# [What is being asked]
In your copy, leave out the pictures and repeat the entries below exactly.

# [Input material]

* * *

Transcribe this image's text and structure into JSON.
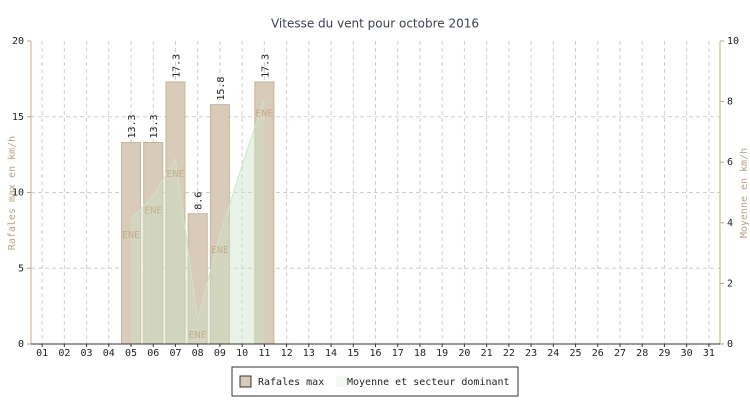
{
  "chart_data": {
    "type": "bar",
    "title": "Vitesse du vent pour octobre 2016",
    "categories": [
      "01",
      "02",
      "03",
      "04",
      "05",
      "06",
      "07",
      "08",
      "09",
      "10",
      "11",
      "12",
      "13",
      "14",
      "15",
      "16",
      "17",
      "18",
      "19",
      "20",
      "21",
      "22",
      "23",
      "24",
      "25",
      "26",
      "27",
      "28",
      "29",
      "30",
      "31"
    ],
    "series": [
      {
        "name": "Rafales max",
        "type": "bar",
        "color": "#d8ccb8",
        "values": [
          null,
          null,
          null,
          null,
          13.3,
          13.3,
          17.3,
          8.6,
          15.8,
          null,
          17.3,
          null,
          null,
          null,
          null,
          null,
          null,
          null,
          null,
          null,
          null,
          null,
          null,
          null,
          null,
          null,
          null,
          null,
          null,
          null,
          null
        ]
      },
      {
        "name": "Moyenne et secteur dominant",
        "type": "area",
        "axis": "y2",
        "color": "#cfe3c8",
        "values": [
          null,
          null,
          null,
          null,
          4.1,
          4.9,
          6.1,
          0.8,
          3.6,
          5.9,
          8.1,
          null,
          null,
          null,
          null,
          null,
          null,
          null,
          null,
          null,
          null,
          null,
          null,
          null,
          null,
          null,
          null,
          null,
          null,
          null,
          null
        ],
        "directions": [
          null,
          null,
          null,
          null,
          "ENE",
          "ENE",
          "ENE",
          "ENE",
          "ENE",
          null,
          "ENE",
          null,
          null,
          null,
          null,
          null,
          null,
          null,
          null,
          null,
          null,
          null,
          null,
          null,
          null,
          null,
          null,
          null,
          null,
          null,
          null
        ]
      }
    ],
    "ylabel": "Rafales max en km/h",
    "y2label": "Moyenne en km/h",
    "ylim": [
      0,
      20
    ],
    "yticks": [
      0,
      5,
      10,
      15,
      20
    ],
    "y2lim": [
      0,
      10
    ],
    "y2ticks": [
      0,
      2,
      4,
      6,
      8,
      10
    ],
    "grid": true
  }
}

* * *

# [Output for this task]
Transcribe this image's text and structure into JSON.
{
  "chart_data": {
    "type": "bar",
    "title": "Vitesse du vent pour octobre 2016",
    "categories": [
      "01",
      "02",
      "03",
      "04",
      "05",
      "06",
      "07",
      "08",
      "09",
      "10",
      "11",
      "12",
      "13",
      "14",
      "15",
      "16",
      "17",
      "18",
      "19",
      "20",
      "21",
      "22",
      "23",
      "24",
      "25",
      "26",
      "27",
      "28",
      "29",
      "30",
      "31"
    ],
    "series": [
      {
        "name": "Rafales max",
        "type": "bar",
        "color": "#d8ccb8",
        "values": [
          null,
          null,
          null,
          null,
          13.3,
          13.3,
          17.3,
          8.6,
          15.8,
          null,
          17.3,
          null,
          null,
          null,
          null,
          null,
          null,
          null,
          null,
          null,
          null,
          null,
          null,
          null,
          null,
          null,
          null,
          null,
          null,
          null,
          null
        ]
      },
      {
        "name": "Moyenne et secteur dominant",
        "type": "area",
        "axis": "y2",
        "color": "#cfe3c8",
        "values": [
          null,
          null,
          null,
          null,
          4.1,
          4.9,
          6.1,
          0.8,
          3.6,
          5.9,
          8.1,
          null,
          null,
          null,
          null,
          null,
          null,
          null,
          null,
          null,
          null,
          null,
          null,
          null,
          null,
          null,
          null,
          null,
          null,
          null,
          null
        ],
        "directions": [
          null,
          null,
          null,
          null,
          "ENE",
          "ENE",
          "ENE",
          "ENE",
          "ENE",
          null,
          "ENE",
          null,
          null,
          null,
          null,
          null,
          null,
          null,
          null,
          null,
          null,
          null,
          null,
          null,
          null,
          null,
          null,
          null,
          null,
          null,
          null
        ]
      }
    ],
    "ylabel": "Rafales max en km/h",
    "y2label": "Moyenne en km/h",
    "ylim": [
      0,
      20
    ],
    "yticks": [
      0,
      5,
      10,
      15,
      20
    ],
    "y2lim": [
      0,
      10
    ],
    "y2ticks": [
      0,
      2,
      4,
      6,
      8,
      10
    ],
    "grid": true
  }
}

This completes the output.